= Data rows =
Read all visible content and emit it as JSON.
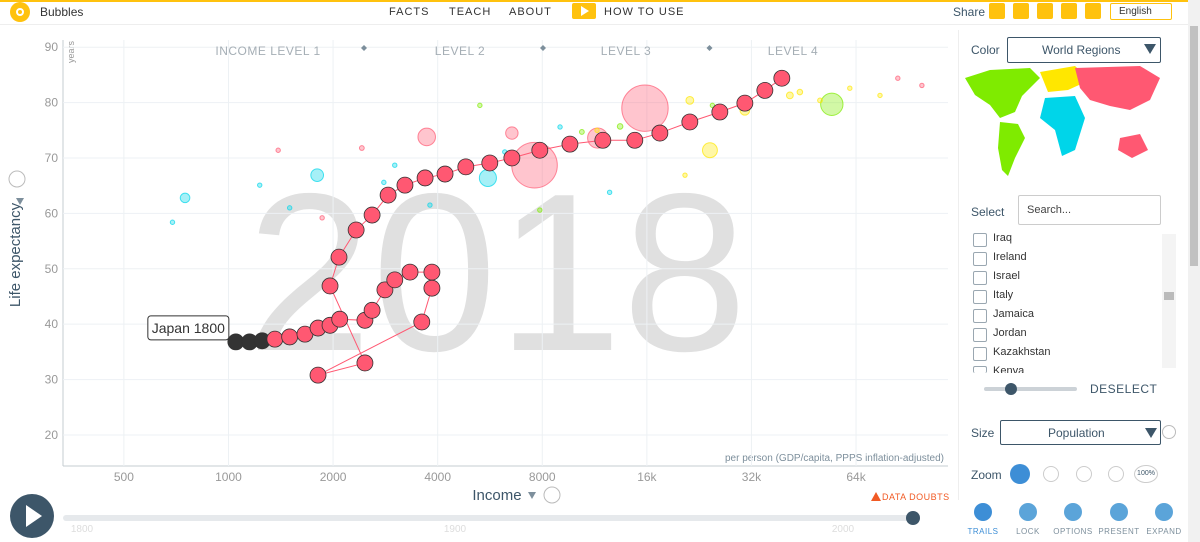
{
  "header": {
    "app": "Bubbles",
    "nav": [
      "FACTS",
      "TEACH",
      "ABOUT",
      "HOW TO USE"
    ],
    "share": "Share",
    "language": "English"
  },
  "chart_data": {
    "type": "scatter",
    "year": "2018",
    "x_label": "Income",
    "x_unit": "per person (GDP/capita, PPPS inflation-adjusted)",
    "y_label": "Life expectancy",
    "y_unit": "years",
    "income_levels": [
      "INCOME LEVEL 1",
      "LEVEL 2",
      "LEVEL 3",
      "LEVEL 4"
    ],
    "log_x": true,
    "grid": true,
    "xlim": [
      334,
      117700
    ],
    "xticks": [
      500,
      1000,
      2000,
      4000,
      8000,
      {
        "value": 16000,
        "label": "16k"
      },
      {
        "value": 32000,
        "label": "32k"
      },
      {
        "value": 64000,
        "label": "64k"
      }
    ],
    "ylim": [
      14.4,
      91.3
    ],
    "yticks": [
      20,
      30,
      40,
      50,
      60,
      70,
      80,
      90
    ],
    "bubbles": {
      "x": [
        15800,
        7600,
        5580,
        54500,
        11550,
        24300,
        3720,
        6540,
        1800,
        750,
        690,
        2800,
        9000,
        12500,
        1230,
        1500,
        1860,
        2420,
        1390,
        41270,
        44100,
        50400,
        61400,
        75000,
        84400,
        99000,
        30630,
        21270,
        24700,
        13400,
        10400,
        7870,
        5290,
        20600,
        6240,
        11500,
        3800,
        3010
      ],
      "y": [
        79.0,
        68.7,
        66.4,
        79.7,
        73.6,
        71.4,
        73.8,
        74.5,
        66.9,
        62.8,
        58.4,
        65.6,
        75.6,
        63.8,
        65.1,
        61.0,
        59.2,
        71.8,
        71.4,
        81.3,
        81.9,
        80.4,
        82.6,
        81.3,
        84.4,
        83.1,
        78.6,
        80.4,
        79.5,
        75.7,
        74.7,
        60.6,
        79.5,
        66.9,
        71.1,
        75.0,
        61.5,
        68.7
      ],
      "size": [
        1400,
        1350,
        190,
        326,
        265,
        145,
        200,
        100,
        105,
        60,
        5,
        12,
        10,
        8,
        3,
        5,
        10,
        15,
        4,
        30,
        20,
        15,
        5,
        3,
        2,
        1,
        60,
        40,
        10,
        20,
        15,
        2,
        1,
        3,
        8,
        10,
        3,
        4
      ],
      "color": [
        "#ff5872",
        "#ff5872",
        "#00d5e9",
        "#7feb00",
        "#ff5872",
        "#ffe700",
        "#ff5872",
        "#ff5872",
        "#00d5e9",
        "#00d5e9",
        "#00d5e9",
        "#00d5e9",
        "#00d5e9",
        "#00d5e9",
        "#00d5e9",
        "#00d5e9",
        "#ff5872",
        "#ff5872",
        "#ff5872",
        "#ffe700",
        "#ffe700",
        "#ffe700",
        "#ffe700",
        "#ffe700",
        "#ff5872",
        "#ff5872",
        "#ffe700",
        "#ffe700",
        "#7feb00",
        "#7feb00",
        "#7feb00",
        "#7feb00",
        "#7feb00",
        "#ffe700",
        "#00d5e9",
        "#ffe700",
        "#00d5e9",
        "#00d5e9"
      ]
    },
    "trail": {
      "label": "Japan 1800",
      "color": "#ff5872",
      "x": [
        1050,
        1150,
        1250,
        1360,
        1500,
        1660,
        1810,
        1960,
        2090,
        2470,
        2590,
        2820,
        3010,
        3330,
        3850,
        3850,
        3600,
        1810,
        2470,
        1960,
        2080,
        2330,
        2590,
        2880,
        3220,
        3680,
        4200,
        4820,
        5650,
        6540,
        7870,
        9610,
        11950,
        14770,
        17440,
        21270,
        25950,
        30630,
        34970,
        39130
      ],
      "y": [
        36.8,
        36.8,
        37.0,
        37.3,
        37.7,
        38.2,
        39.3,
        39.8,
        40.9,
        40.7,
        42.5,
        46.2,
        48.0,
        49.4,
        49.4,
        46.5,
        40.4,
        30.8,
        33.0,
        46.9,
        52.1,
        57.0,
        59.7,
        63.3,
        65.1,
        66.4,
        67.1,
        68.4,
        69.1,
        70.0,
        71.4,
        72.5,
        73.2,
        73.2,
        74.5,
        76.5,
        78.3,
        79.9,
        82.2,
        84.4
      ]
    },
    "data_doubts": "DATA DOUBTS",
    "timeline": [
      "1800",
      "1900",
      "2000"
    ]
  },
  "sidebar": {
    "color_label": "Color",
    "color_value": "World Regions",
    "select_label": "Select",
    "search_placeholder": "Search...",
    "countries": [
      "Iraq",
      "Ireland",
      "Israel",
      "Italy",
      "Jamaica",
      "Jordan",
      "Kazakhstan",
      "Kenya"
    ],
    "deselect": "DESELECT",
    "size_label": "Size",
    "size_value": "Population",
    "zoom_label": "Zoom",
    "zoom_reset": "100%",
    "buttons": [
      "TRAILS",
      "LOCK",
      "OPTIONS",
      "PRESENT",
      "EXPAND"
    ]
  }
}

= Work to do =
Above are records to transcribe exactly; leave their pictures out.

= Task response =
Read all visible content and emit it as JSON.
{
  "header": {
    "app": "Bubbles",
    "nav": [
      "FACTS",
      "TEACH",
      "ABOUT",
      "HOW TO USE"
    ],
    "share": "Share",
    "language": "English"
  },
  "chart_data": {
    "type": "scatter",
    "year": "2018",
    "x_label": "Income",
    "x_unit": "per person (GDP/capita, PPPS inflation-adjusted)",
    "y_label": "Life expectancy",
    "y_unit": "years",
    "income_levels": [
      "INCOME LEVEL 1",
      "LEVEL 2",
      "LEVEL 3",
      "LEVEL 4"
    ],
    "log_x": true,
    "grid": true,
    "xlim": [
      334,
      117700
    ],
    "xticks": [
      500,
      1000,
      2000,
      4000,
      8000,
      {
        "value": 16000,
        "label": "16k"
      },
      {
        "value": 32000,
        "label": "32k"
      },
      {
        "value": 64000,
        "label": "64k"
      }
    ],
    "ylim": [
      14.4,
      91.3
    ],
    "yticks": [
      20,
      30,
      40,
      50,
      60,
      70,
      80,
      90
    ],
    "bubbles": {
      "x": [
        15800,
        7600,
        5580,
        54500,
        11550,
        24300,
        3720,
        6540,
        1800,
        750,
        690,
        2800,
        9000,
        12500,
        1230,
        1500,
        1860,
        2420,
        1390,
        41270,
        44100,
        50400,
        61400,
        75000,
        84400,
        99000,
        30630,
        21270,
        24700,
        13400,
        10400,
        7870,
        5290,
        20600,
        6240,
        11500,
        3800,
        3010
      ],
      "y": [
        79.0,
        68.7,
        66.4,
        79.7,
        73.6,
        71.4,
        73.8,
        74.5,
        66.9,
        62.8,
        58.4,
        65.6,
        75.6,
        63.8,
        65.1,
        61.0,
        59.2,
        71.8,
        71.4,
        81.3,
        81.9,
        80.4,
        82.6,
        81.3,
        84.4,
        83.1,
        78.6,
        80.4,
        79.5,
        75.7,
        74.7,
        60.6,
        79.5,
        66.9,
        71.1,
        75.0,
        61.5,
        68.7
      ],
      "size": [
        1400,
        1350,
        190,
        326,
        265,
        145,
        200,
        100,
        105,
        60,
        5,
        12,
        10,
        8,
        3,
        5,
        10,
        15,
        4,
        30,
        20,
        15,
        5,
        3,
        2,
        1,
        60,
        40,
        10,
        20,
        15,
        2,
        1,
        3,
        8,
        10,
        3,
        4
      ],
      "color": [
        "#ff5872",
        "#ff5872",
        "#00d5e9",
        "#7feb00",
        "#ff5872",
        "#ffe700",
        "#ff5872",
        "#ff5872",
        "#00d5e9",
        "#00d5e9",
        "#00d5e9",
        "#00d5e9",
        "#00d5e9",
        "#00d5e9",
        "#00d5e9",
        "#00d5e9",
        "#ff5872",
        "#ff5872",
        "#ff5872",
        "#ffe700",
        "#ffe700",
        "#ffe700",
        "#ffe700",
        "#ffe700",
        "#ff5872",
        "#ff5872",
        "#ffe700",
        "#ffe700",
        "#7feb00",
        "#7feb00",
        "#7feb00",
        "#7feb00",
        "#7feb00",
        "#ffe700",
        "#00d5e9",
        "#ffe700",
        "#00d5e9",
        "#00d5e9"
      ]
    },
    "trail": {
      "label": "Japan 1800",
      "color": "#ff5872",
      "x": [
        1050,
        1150,
        1250,
        1360,
        1500,
        1660,
        1810,
        1960,
        2090,
        2470,
        2590,
        2820,
        3010,
        3330,
        3850,
        3850,
        3600,
        1810,
        2470,
        1960,
        2080,
        2330,
        2590,
        2880,
        3220,
        3680,
        4200,
        4820,
        5650,
        6540,
        7870,
        9610,
        11950,
        14770,
        17440,
        21270,
        25950,
        30630,
        34970,
        39130
      ],
      "y": [
        36.8,
        36.8,
        37.0,
        37.3,
        37.7,
        38.2,
        39.3,
        39.8,
        40.9,
        40.7,
        42.5,
        46.2,
        48.0,
        49.4,
        49.4,
        46.5,
        40.4,
        30.8,
        33.0,
        46.9,
        52.1,
        57.0,
        59.7,
        63.3,
        65.1,
        66.4,
        67.1,
        68.4,
        69.1,
        70.0,
        71.4,
        72.5,
        73.2,
        73.2,
        74.5,
        76.5,
        78.3,
        79.9,
        82.2,
        84.4
      ]
    },
    "data_doubts": "DATA DOUBTS",
    "timeline": [
      "1800",
      "1900",
      "2000"
    ]
  },
  "sidebar": {
    "color_label": "Color",
    "color_value": "World Regions",
    "select_label": "Select",
    "search_placeholder": "Search...",
    "countries": [
      "Iraq",
      "Ireland",
      "Israel",
      "Italy",
      "Jamaica",
      "Jordan",
      "Kazakhstan",
      "Kenya"
    ],
    "deselect": "DESELECT",
    "size_label": "Size",
    "size_value": "Population",
    "zoom_label": "Zoom",
    "zoom_reset": "100%",
    "buttons": [
      "TRAILS",
      "LOCK",
      "OPTIONS",
      "PRESENT",
      "EXPAND"
    ]
  }
}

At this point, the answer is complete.